*Supplied passage*
I'm not an expert so take this with a grain of salt, I have been wondering about the same issues and this is my current thinking.

For perspective, if it were not for inflation then you could literarily put your money under a mattress and withdrawal 3.33% per year for 30 years. A 3.5% withdrawal rate would last 28.5 years.

The problem with using TIPS is that you are taxed on the inflation adjustment each year, but if your money is in a retirement account where that is not a problem, then you would only need to have the TIPS yield 0.17% to reach your goal of an inflation adjusted 3.5% withdrawal rate. 0.67% would get you a 4% withdrawl rate.

You might consider splitting your portfolio into two parts, the amount needed to cover your most basic needs, and the rest that you could live without in the worst case. You could invest the core portion of your portfolio in a TIPS ladder, if you have that much in retirement accounts, then invest the rest in a blended stocks and bonds portfolio. The non-core account could then be invested slightly more aggressively since the consequences would not be so high if you had to vary the amount you spend in certain years, or if it ran short.

*Available data*
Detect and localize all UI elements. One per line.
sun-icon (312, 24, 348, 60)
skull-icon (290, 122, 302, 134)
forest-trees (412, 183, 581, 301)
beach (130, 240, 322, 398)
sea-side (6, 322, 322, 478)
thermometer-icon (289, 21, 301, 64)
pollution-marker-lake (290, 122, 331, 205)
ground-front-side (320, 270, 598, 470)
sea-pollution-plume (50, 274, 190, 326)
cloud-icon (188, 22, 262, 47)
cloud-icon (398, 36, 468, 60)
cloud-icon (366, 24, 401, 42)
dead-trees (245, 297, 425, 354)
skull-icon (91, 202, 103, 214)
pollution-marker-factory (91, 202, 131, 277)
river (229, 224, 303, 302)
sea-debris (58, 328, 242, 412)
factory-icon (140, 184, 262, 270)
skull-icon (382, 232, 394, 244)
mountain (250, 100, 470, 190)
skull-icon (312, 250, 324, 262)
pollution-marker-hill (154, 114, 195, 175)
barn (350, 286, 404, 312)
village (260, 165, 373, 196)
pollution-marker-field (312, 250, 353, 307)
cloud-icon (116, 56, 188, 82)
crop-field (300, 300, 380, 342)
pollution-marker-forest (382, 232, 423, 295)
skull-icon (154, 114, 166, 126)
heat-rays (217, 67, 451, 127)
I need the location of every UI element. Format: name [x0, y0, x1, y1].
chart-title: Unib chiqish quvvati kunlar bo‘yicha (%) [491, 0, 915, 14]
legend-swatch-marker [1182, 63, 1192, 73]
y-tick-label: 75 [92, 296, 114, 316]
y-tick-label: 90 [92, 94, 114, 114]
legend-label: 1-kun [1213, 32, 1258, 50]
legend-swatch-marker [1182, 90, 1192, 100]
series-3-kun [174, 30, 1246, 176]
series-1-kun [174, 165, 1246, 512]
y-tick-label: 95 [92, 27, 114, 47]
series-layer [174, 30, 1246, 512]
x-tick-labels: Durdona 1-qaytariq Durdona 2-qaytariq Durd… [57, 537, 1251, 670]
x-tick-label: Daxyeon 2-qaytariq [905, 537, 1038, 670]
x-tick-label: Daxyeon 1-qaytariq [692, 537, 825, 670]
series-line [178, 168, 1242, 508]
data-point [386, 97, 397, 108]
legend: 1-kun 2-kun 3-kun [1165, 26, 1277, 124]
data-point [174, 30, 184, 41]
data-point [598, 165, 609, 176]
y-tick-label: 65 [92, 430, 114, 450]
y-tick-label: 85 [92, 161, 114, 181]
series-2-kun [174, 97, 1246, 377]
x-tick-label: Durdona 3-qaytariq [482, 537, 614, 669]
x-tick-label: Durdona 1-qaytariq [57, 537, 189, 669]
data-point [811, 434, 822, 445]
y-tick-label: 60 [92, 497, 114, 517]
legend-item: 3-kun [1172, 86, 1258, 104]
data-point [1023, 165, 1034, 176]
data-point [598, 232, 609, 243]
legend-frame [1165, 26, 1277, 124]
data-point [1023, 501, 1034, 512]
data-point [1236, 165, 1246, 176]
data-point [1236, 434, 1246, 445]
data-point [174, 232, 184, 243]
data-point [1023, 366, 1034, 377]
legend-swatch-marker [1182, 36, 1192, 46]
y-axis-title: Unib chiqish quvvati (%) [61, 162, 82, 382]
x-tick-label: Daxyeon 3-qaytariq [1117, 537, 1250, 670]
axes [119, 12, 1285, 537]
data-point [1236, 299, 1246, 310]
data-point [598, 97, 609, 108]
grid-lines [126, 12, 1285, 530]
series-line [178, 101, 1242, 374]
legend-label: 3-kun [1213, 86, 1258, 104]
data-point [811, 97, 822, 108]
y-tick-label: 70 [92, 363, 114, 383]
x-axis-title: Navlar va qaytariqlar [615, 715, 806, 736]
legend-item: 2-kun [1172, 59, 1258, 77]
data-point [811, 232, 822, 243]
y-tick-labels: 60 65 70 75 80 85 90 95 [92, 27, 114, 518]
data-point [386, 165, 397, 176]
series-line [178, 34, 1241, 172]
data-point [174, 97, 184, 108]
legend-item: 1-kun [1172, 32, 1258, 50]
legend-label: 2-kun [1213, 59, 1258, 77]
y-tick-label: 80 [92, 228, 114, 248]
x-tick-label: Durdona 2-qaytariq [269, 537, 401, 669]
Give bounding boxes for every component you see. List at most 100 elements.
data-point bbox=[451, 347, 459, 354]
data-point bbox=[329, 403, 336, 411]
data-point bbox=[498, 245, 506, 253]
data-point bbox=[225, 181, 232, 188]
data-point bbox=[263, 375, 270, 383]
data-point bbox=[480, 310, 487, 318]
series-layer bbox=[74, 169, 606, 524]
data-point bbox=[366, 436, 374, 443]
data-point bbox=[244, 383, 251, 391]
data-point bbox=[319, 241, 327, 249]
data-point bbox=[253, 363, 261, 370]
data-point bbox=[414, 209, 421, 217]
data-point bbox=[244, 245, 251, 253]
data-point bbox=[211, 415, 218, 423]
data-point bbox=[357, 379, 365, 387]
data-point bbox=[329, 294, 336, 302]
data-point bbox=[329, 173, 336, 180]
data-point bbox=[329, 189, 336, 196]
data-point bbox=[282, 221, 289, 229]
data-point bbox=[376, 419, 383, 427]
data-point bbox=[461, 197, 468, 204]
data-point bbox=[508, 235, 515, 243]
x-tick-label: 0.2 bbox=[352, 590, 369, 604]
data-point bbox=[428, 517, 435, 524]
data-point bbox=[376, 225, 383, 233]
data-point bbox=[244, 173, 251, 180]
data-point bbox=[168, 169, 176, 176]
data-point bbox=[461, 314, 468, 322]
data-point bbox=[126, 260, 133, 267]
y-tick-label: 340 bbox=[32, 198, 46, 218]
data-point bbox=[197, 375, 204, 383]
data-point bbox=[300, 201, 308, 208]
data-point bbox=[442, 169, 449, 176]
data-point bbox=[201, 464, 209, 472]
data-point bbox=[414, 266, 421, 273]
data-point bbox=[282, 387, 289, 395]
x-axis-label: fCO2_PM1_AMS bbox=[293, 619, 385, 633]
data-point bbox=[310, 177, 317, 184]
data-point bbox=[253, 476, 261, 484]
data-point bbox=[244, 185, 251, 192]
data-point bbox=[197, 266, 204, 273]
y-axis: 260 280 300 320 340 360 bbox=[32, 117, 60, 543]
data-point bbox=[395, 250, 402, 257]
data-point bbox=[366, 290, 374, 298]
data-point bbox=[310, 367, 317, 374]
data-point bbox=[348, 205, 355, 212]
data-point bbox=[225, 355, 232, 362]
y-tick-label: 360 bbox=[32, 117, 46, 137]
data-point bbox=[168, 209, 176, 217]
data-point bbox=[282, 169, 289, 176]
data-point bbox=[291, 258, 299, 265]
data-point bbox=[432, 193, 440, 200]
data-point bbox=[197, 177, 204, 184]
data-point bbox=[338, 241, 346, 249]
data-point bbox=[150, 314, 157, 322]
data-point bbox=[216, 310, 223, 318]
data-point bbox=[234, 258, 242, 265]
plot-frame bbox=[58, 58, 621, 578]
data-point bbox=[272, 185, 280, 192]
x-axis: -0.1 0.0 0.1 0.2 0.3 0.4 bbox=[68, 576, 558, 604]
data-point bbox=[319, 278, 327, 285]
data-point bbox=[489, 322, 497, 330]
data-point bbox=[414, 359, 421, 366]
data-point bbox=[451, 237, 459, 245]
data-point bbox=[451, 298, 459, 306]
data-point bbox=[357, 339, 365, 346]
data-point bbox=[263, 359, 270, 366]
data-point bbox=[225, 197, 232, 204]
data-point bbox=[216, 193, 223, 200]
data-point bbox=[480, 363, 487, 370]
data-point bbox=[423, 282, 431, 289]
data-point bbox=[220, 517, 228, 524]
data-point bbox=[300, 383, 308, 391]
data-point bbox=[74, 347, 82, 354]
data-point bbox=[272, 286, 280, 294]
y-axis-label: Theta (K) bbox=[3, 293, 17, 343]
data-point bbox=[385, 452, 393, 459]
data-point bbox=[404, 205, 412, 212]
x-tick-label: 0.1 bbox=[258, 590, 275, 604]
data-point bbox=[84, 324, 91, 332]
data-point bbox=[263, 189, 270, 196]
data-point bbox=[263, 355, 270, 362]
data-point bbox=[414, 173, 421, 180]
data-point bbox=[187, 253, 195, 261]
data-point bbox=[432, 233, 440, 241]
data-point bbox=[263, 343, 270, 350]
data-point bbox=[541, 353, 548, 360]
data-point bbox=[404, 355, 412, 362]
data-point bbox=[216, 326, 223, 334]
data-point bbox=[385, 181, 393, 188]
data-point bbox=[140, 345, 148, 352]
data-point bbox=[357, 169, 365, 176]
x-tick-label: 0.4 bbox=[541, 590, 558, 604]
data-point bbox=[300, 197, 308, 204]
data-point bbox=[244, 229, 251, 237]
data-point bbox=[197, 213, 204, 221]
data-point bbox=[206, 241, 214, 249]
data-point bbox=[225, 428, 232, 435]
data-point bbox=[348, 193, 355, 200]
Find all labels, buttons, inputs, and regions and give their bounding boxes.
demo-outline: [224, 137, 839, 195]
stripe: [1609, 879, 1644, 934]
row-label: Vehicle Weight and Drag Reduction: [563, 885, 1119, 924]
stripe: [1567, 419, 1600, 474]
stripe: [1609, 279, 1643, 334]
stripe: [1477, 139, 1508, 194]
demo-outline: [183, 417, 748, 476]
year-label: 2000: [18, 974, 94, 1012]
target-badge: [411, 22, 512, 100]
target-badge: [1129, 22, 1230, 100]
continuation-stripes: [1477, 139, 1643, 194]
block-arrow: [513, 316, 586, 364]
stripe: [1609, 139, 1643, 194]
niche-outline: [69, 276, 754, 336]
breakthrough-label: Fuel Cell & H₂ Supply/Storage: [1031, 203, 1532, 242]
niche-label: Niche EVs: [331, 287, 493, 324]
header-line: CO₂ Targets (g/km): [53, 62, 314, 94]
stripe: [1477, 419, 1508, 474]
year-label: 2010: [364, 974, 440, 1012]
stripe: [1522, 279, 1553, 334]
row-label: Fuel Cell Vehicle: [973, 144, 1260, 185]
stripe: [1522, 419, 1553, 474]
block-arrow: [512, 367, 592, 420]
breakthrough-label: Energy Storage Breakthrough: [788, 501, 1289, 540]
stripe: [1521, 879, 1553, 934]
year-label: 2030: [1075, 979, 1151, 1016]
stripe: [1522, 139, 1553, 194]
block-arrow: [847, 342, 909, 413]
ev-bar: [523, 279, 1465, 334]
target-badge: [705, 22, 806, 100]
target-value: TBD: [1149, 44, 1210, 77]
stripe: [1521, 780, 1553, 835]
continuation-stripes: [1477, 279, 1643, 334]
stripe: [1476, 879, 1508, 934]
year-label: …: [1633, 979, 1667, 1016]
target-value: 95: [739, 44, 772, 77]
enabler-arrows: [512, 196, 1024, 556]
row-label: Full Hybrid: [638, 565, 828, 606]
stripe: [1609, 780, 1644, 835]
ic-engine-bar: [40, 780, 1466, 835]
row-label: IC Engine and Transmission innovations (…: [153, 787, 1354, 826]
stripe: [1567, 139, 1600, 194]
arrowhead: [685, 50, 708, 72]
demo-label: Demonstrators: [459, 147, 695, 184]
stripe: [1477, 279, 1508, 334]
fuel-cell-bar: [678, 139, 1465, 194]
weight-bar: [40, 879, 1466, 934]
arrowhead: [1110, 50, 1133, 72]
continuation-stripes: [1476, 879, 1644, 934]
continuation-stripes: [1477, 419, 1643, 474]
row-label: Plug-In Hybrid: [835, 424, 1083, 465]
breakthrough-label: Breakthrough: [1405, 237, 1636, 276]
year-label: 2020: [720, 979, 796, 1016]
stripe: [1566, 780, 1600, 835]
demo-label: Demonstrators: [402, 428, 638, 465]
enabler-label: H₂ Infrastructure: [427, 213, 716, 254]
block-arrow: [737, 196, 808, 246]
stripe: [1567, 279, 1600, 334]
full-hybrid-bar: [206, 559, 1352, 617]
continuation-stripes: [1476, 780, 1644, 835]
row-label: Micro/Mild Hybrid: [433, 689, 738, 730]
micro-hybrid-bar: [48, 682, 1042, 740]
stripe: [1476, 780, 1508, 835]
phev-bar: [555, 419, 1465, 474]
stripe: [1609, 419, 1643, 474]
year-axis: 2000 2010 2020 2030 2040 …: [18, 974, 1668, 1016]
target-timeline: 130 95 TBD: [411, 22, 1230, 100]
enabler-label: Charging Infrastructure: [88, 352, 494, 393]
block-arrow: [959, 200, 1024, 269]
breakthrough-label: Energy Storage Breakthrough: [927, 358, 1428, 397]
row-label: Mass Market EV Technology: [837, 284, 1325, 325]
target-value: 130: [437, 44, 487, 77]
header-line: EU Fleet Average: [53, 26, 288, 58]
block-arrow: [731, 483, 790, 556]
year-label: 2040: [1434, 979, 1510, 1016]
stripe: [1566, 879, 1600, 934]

*Problem statement*
Translate this sentence from the retirement withdrawal passage into Spanish: "You might consider splitting your portfolio into two parts, the amount needed to cover your most basic needs, and the rest that you could live without in the worst case."

*Task result*
Podrías considerar dividir tu cartera en dos partes: la cantidad necesaria para cubrir tus necesidades más básicas y el resto, del que podrías prescindir en el peor de los casos.